GIVEN EXERCISE:
Track down each line that has the word "View" and copy it.

GIVEN ENTRIES:
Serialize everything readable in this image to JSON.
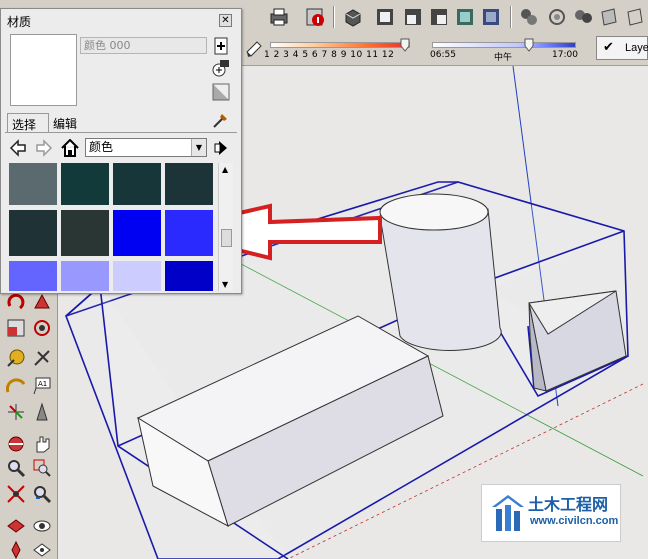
{
  "materials_panel": {
    "title": "材质",
    "close_icon": "close-icon",
    "material_name": "颜色 000",
    "tabs": [
      "选择",
      "编辑"
    ],
    "library": "颜色",
    "swatch_colors": [
      [
        "#5b6a6e",
        "#123a3a",
        "#16363a",
        "#1c3438"
      ],
      [
        "#1f3236",
        "#293634",
        "#0000f2",
        "#2a2aff"
      ],
      [
        "#6464ff",
        "#9898ff",
        "#ccccff",
        "#0000c8"
      ]
    ]
  },
  "shadow_toolbar": {
    "month_ticks": "1 2 3 4 5 6 7 8 9 10 11 12",
    "time_start": "06:55",
    "time_mid": "中午",
    "time_end": "17:00"
  },
  "layer_toolbar": {
    "label": "Laye"
  },
  "watermark": {
    "title": "土木工程网",
    "url": "www.civilcn.com"
  },
  "colors": {
    "edge_blue": "#1a1aaa",
    "arrow_red": "#d42020"
  }
}
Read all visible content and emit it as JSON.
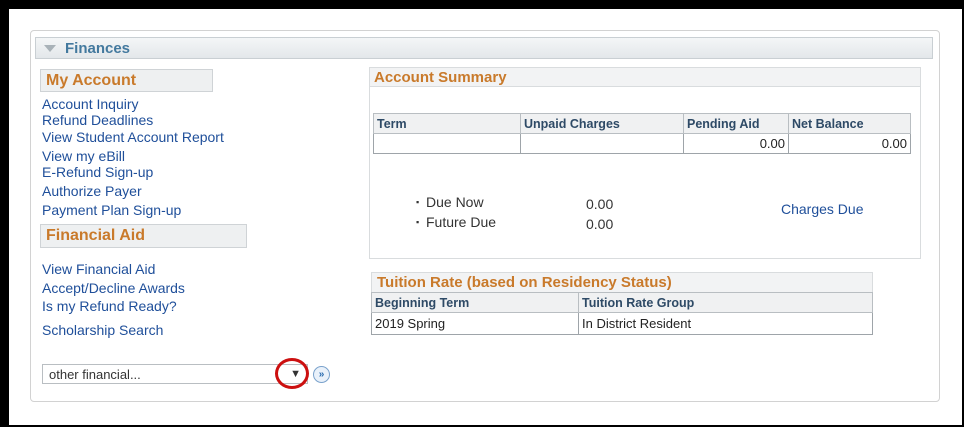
{
  "header": {
    "title": "Finances"
  },
  "my_account": {
    "title": "My Account",
    "links": [
      "Account Inquiry",
      "Refund Deadlines",
      "View Student Account Report",
      "View my eBill",
      "E-Refund Sign-up",
      "Authorize Payer",
      "Payment Plan Sign-up"
    ]
  },
  "financial_aid": {
    "title": "Financial Aid",
    "links": [
      "View Financial Aid",
      "Accept/Decline Awards",
      "Is my Refund Ready?",
      "Scholarship Search"
    ]
  },
  "dropdown": {
    "selected": "other financial...",
    "arrow": "▼",
    "go": "»"
  },
  "account_summary": {
    "title": "Account Summary",
    "columns": [
      "Term",
      "Unpaid Charges",
      "Pending Aid",
      "Net Balance"
    ],
    "row": [
      "",
      "",
      "0.00",
      "0.00"
    ],
    "due_now_label": "Due Now",
    "due_now_value": "0.00",
    "future_due_label": "Future Due",
    "future_due_value": "0.00",
    "charges_due_link": "Charges Due"
  },
  "tuition_rate": {
    "title": "Tuition Rate (based on Residency Status)",
    "columns": [
      "Beginning Term",
      "Tuition Rate Group"
    ],
    "row": [
      "2019 Spring",
      "In District Resident"
    ]
  }
}
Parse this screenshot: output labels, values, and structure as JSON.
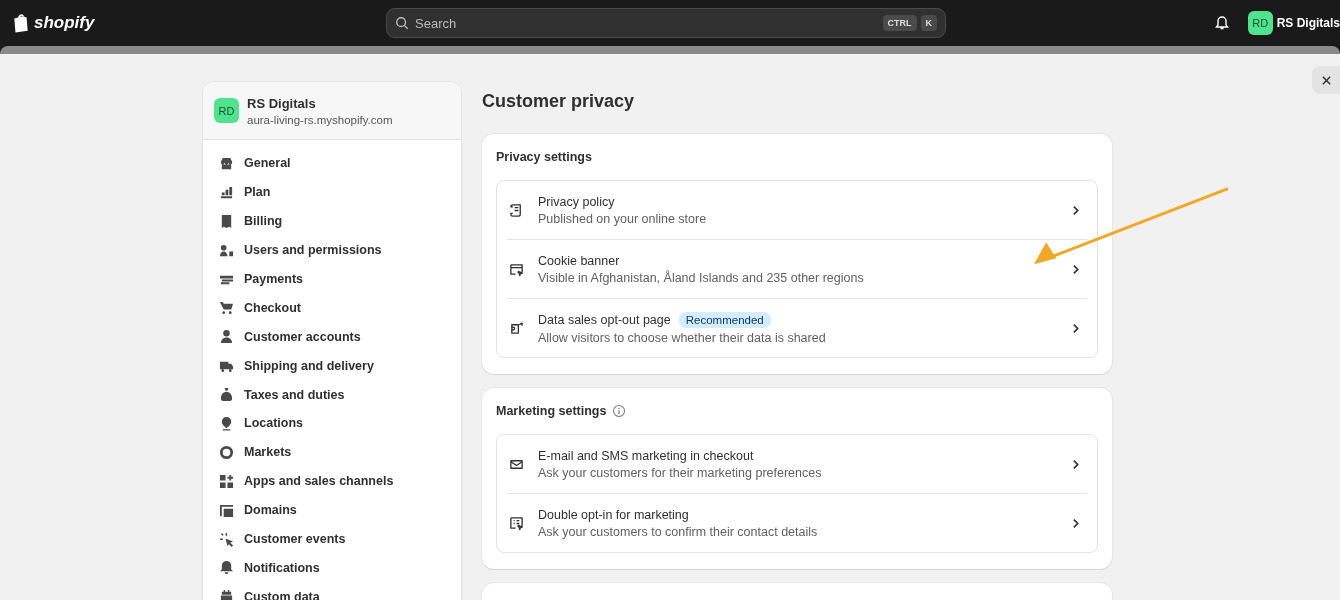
{
  "topbar": {
    "logo": "shopify",
    "search": {
      "placeholder": "Search",
      "keys": [
        "CTRL",
        "K"
      ]
    },
    "user": {
      "initials": "RD",
      "name": "RS Digitals"
    }
  },
  "sidebar": {
    "store": {
      "initials": "RD",
      "name": "RS Digitals",
      "domain": "aura-living-rs.myshopify.com"
    },
    "items": [
      {
        "label": "General"
      },
      {
        "label": "Plan"
      },
      {
        "label": "Billing"
      },
      {
        "label": "Users and permissions"
      },
      {
        "label": "Payments"
      },
      {
        "label": "Checkout"
      },
      {
        "label": "Customer accounts"
      },
      {
        "label": "Shipping and delivery"
      },
      {
        "label": "Taxes and duties"
      },
      {
        "label": "Locations"
      },
      {
        "label": "Markets"
      },
      {
        "label": "Apps and sales channels"
      },
      {
        "label": "Domains"
      },
      {
        "label": "Customer events"
      },
      {
        "label": "Notifications"
      },
      {
        "label": "Custom data"
      }
    ]
  },
  "page": {
    "title": "Customer privacy",
    "sections": [
      {
        "title": "Privacy settings",
        "info": false,
        "rows": [
          {
            "title": "Privacy policy",
            "subtitle": "Published on your online store"
          },
          {
            "title": "Cookie banner",
            "subtitle": "Visible in Afghanistan, Åland Islands and 235 other regions"
          },
          {
            "title": "Data sales opt-out page",
            "badge": "Recommended",
            "subtitle": "Allow visitors to choose whether their data is shared"
          }
        ]
      },
      {
        "title": "Marketing settings",
        "info": true,
        "rows": [
          {
            "title": "E-mail and SMS marketing in checkout",
            "subtitle": "Ask your customers for their marketing preferences"
          },
          {
            "title": "Double opt-in for marketing",
            "subtitle": "Ask your customers to confirm their contact details"
          }
        ]
      }
    ]
  }
}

FINAL RESULT:
      "View Student Account Report",
      "View my eBill",
      "View Financial Aid",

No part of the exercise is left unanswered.